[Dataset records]
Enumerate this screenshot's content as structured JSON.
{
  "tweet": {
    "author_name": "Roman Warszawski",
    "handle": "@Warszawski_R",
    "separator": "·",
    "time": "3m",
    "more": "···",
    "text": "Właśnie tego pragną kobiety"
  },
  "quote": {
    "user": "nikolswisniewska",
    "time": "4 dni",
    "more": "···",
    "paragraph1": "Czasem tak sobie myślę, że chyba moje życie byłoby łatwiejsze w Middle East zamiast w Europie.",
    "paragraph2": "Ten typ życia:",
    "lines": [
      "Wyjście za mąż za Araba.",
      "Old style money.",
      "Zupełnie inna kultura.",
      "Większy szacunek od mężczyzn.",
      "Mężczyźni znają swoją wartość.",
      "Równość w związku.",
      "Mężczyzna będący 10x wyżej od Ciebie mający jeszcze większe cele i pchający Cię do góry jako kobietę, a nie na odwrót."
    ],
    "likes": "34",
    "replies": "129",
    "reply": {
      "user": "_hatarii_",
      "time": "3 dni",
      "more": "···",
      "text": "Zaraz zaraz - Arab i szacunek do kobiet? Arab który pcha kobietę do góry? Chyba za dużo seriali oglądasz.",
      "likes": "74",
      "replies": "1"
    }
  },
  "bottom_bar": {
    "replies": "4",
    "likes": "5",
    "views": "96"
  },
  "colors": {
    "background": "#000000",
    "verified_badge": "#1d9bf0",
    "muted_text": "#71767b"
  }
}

*WHAT YOU NEED TO DO:*
Every line above should be printed again exactly as it stands.

*RESULT OF THE TASK:*
Enumerate this screenshot's content as structured JSON.
{
  "tweet": {
    "author_name": "Roman Warszawski",
    "handle": "@Warszawski_R",
    "separator": "·",
    "time": "3m",
    "more": "···",
    "text": "Właśnie tego pragną kobiety"
  },
  "quote": {
    "user": "nikolswisniewska",
    "time": "4 dni",
    "more": "···",
    "paragraph1": "Czasem tak sobie myślę, że chyba moje życie byłoby łatwiejsze w Middle East zamiast w Europie.",
    "paragraph2": "Ten typ życia:",
    "lines": [
      "Wyjście za mąż za Araba.",
      "Old style money.",
      "Zupełnie inna kultura.",
      "Większy szacunek od mężczyzn.",
      "Mężczyźni znają swoją wartość.",
      "Równość w związku.",
      "Mężczyzna będący 10x wyżej od Ciebie mający jeszcze większe cele i pchający Cię do góry jako kobietę, a nie na odwrót."
    ],
    "likes": "34",
    "replies": "129",
    "reply": {
      "user": "_hatarii_",
      "time": "3 dni",
      "more": "···",
      "text": "Zaraz zaraz - Arab i szacunek do kobiet? Arab który pcha kobietę do góry? Chyba za dużo seriali oglądasz.",
      "likes": "74",
      "replies": "1"
    }
  },
  "bottom_bar": {
    "replies": "4",
    "likes": "5",
    "views": "96"
  },
  "colors": {
    "background": "#000000",
    "verified_badge": "#1d9bf0",
    "muted_text": "#71767b"
  }
}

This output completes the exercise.